* Task details *
Exactly as written, quote every line that follows, skipping the images.

************

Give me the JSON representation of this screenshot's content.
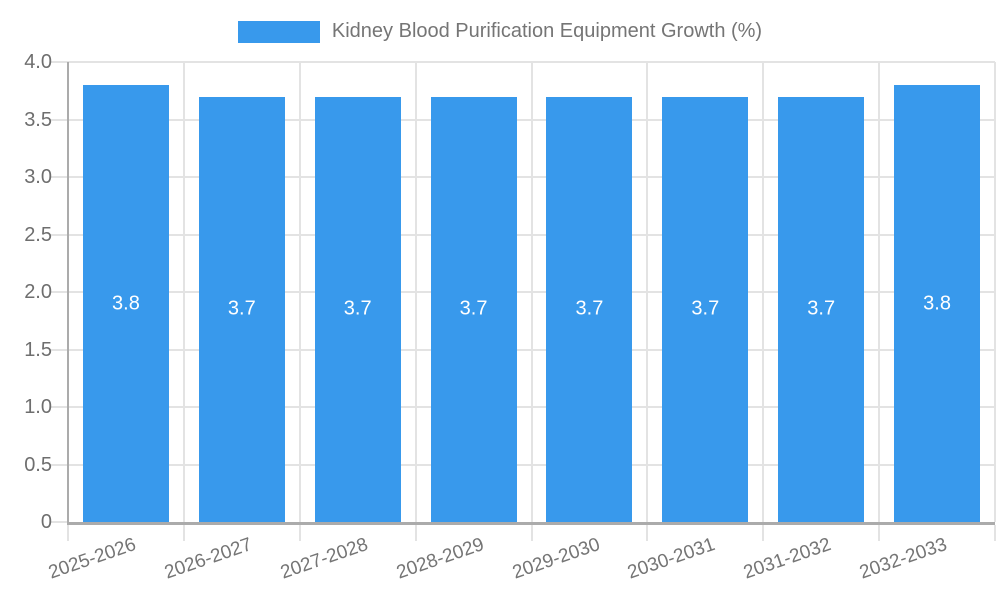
{
  "legend": {
    "label": "Kidney Blood Purification Equipment Growth (%)"
  },
  "colors": {
    "bar": "#3899ec",
    "grid": "#e3e3e3",
    "axis": "#ababab",
    "tick_text": "#6e6e6e",
    "legend_text": "#757575",
    "value_text": "#ffffff"
  },
  "chart_data": {
    "type": "bar",
    "title": "Kidney Blood Purification Equipment Growth (%)",
    "categories": [
      "2025-2026",
      "2026-2027",
      "2027-2028",
      "2028-2029",
      "2029-2030",
      "2030-2031",
      "2031-2032",
      "2032-2033"
    ],
    "values": [
      3.8,
      3.7,
      3.7,
      3.7,
      3.7,
      3.7,
      3.7,
      3.8
    ],
    "value_labels": [
      "3.8",
      "3.7",
      "3.7",
      "3.7",
      "3.7",
      "3.7",
      "3.7",
      "3.8"
    ],
    "xlabel": "",
    "ylabel": "",
    "ylim": [
      0,
      4
    ],
    "ytick_step": 0.5,
    "ytick_labels": [
      "0",
      "0.5",
      "1.0",
      "1.5",
      "2.0",
      "2.5",
      "3.0",
      "3.5",
      "4.0"
    ],
    "grid": true,
    "legend_position": "top"
  }
}
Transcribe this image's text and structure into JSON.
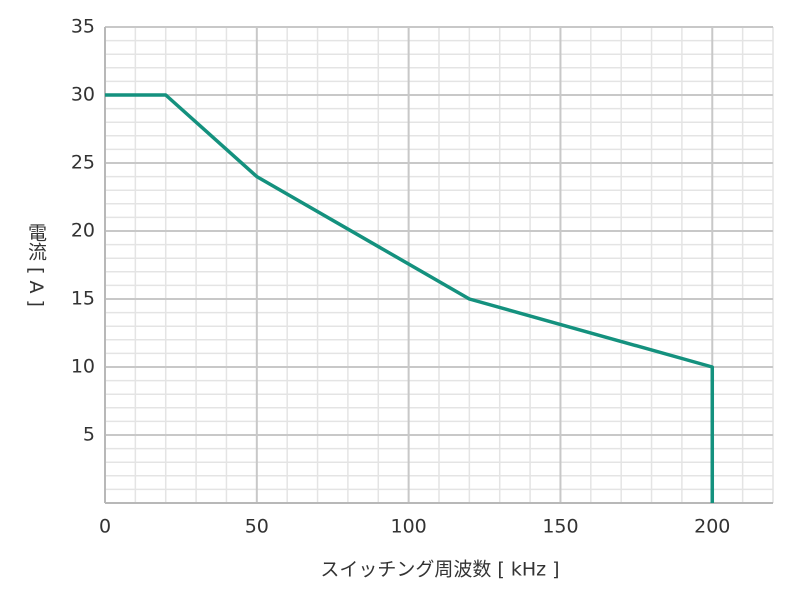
{
  "chart_data": {
    "type": "line",
    "x_label": "スイッチング周波数 [ kHz ]",
    "y_label": "電流 [ A ]",
    "x": [
      0,
      20,
      50,
      120,
      200,
      200
    ],
    "series": [
      {
        "color": "#14917e",
        "values": [
          30,
          30,
          24,
          15,
          10,
          0
        ]
      }
    ],
    "xlim": [
      0,
      220
    ],
    "xticks": [
      0,
      50,
      100,
      150,
      200
    ],
    "ylim": [
      0,
      35
    ],
    "yticks": [
      5,
      10,
      15,
      20,
      25,
      30,
      35
    ],
    "grid": true,
    "minor_x_step": 10,
    "minor_y_step": 1
  }
}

************

* Solution to this exercise *
Give me the JSON representation of this screenshot's content.
{
  "legend": {
    "label": "Kidney Blood Purification Equipment Growth (%)"
  },
  "colors": {
    "bar": "#3899ec",
    "grid": "#e3e3e3",
    "axis": "#ababab",
    "tick_text": "#6e6e6e",
    "legend_text": "#757575",
    "value_text": "#ffffff"
  },
  "chart_data": {
    "type": "bar",
    "title": "Kidney Blood Purification Equipment Growth (%)",
    "categories": [
      "2025-2026",
      "2026-2027",
      "2027-2028",
      "2028-2029",
      "2029-2030",
      "2030-2031",
      "2031-2032",
      "2032-2033"
    ],
    "values": [
      3.8,
      3.7,
      3.7,
      3.7,
      3.7,
      3.7,
      3.7,
      3.8
    ],
    "value_labels": [
      "3.8",
      "3.7",
      "3.7",
      "3.7",
      "3.7",
      "3.7",
      "3.7",
      "3.8"
    ],
    "xlabel": "",
    "ylabel": "",
    "ylim": [
      0,
      4
    ],
    "ytick_step": 0.5,
    "ytick_labels": [
      "0",
      "0.5",
      "1.0",
      "1.5",
      "2.0",
      "2.5",
      "3.0",
      "3.5",
      "4.0"
    ],
    "grid": true,
    "legend_position": "top"
  }
}
Transcribe this image's text and structure into JSON.
{
  "chart_data": {
    "type": "line",
    "x_label": "スイッチング周波数 [ kHz ]",
    "y_label": "電流 [ A ]",
    "x": [
      0,
      20,
      50,
      120,
      200,
      200
    ],
    "series": [
      {
        "color": "#14917e",
        "values": [
          30,
          30,
          24,
          15,
          10,
          0
        ]
      }
    ],
    "xlim": [
      0,
      220
    ],
    "xticks": [
      0,
      50,
      100,
      150,
      200
    ],
    "ylim": [
      0,
      35
    ],
    "yticks": [
      5,
      10,
      15,
      20,
      25,
      30,
      35
    ],
    "grid": true,
    "minor_x_step": 10,
    "minor_y_step": 1
  }
}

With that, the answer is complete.